Task directions:
Type every record exactly as it appears.
******
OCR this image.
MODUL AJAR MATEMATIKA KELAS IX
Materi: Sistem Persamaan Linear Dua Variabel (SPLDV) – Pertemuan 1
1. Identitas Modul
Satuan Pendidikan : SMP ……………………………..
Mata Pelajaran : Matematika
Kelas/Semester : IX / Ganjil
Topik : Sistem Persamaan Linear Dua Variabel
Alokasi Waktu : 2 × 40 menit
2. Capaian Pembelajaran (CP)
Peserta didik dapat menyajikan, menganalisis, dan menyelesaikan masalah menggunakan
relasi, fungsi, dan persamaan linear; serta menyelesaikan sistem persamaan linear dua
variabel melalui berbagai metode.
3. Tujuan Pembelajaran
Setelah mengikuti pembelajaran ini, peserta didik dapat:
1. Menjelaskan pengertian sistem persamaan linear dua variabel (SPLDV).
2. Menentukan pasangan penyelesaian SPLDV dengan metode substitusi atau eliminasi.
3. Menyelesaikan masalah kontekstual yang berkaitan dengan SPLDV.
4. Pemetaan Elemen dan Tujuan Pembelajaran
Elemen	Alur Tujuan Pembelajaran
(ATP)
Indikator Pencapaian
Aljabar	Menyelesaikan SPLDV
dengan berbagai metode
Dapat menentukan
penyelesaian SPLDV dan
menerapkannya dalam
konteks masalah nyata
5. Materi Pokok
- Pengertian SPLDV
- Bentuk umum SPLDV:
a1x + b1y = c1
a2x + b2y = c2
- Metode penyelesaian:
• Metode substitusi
******
Answer:
OCR this image.
MODUL AJAR MATEMATIKA KELAS IX
Materi: Sistem Persamaan Linear Dua Variabel (SPLDV) – Pertemuan 1
1. Identitas Modul
Satuan Pendidikan : SMP ……………………………..
Mata Pelajaran : Matematika
Kelas/Semester : IX / Ganjil
Topik : Sistem Persamaan Linear Dua Variabel
Alokasi Waktu : 2 × 40 menit
2. Capaian Pembelajaran (CP)
Peserta didik dapat menyajikan, menganalisis, dan menyelesaikan masalah menggunakan
relasi, fungsi, dan persamaan linear; serta menyelesaikan sistem persamaan linear dua
variabel melalui berbagai metode.
3. Tujuan Pembelajaran
Setelah mengikuti pembelajaran ini, peserta didik dapat:
1. Menjelaskan pengertian sistem persamaan linear dua variabel (SPLDV).
2. Menentukan pasangan penyelesaian SPLDV dengan metode substitusi atau eliminasi.
3. Menyelesaikan masalah kontekstual yang berkaitan dengan SPLDV.
4. Pemetaan Elemen dan Tujuan Pembelajaran
Elemen	Alur Tujuan Pembelajaran
(ATP)
Indikator Pencapaian
Aljabar	Menyelesaikan SPLDV
dengan berbagai metode
Dapat menentukan
penyelesaian SPLDV dan
menerapkannya dalam
konteks masalah nyata
5. Materi Pokok
- Pengertian SPLDV
- Bentuk umum SPLDV:
a1x + b1y = c1
a2x + b2y = c2
- Metode penyelesaian:
• Metode substitusi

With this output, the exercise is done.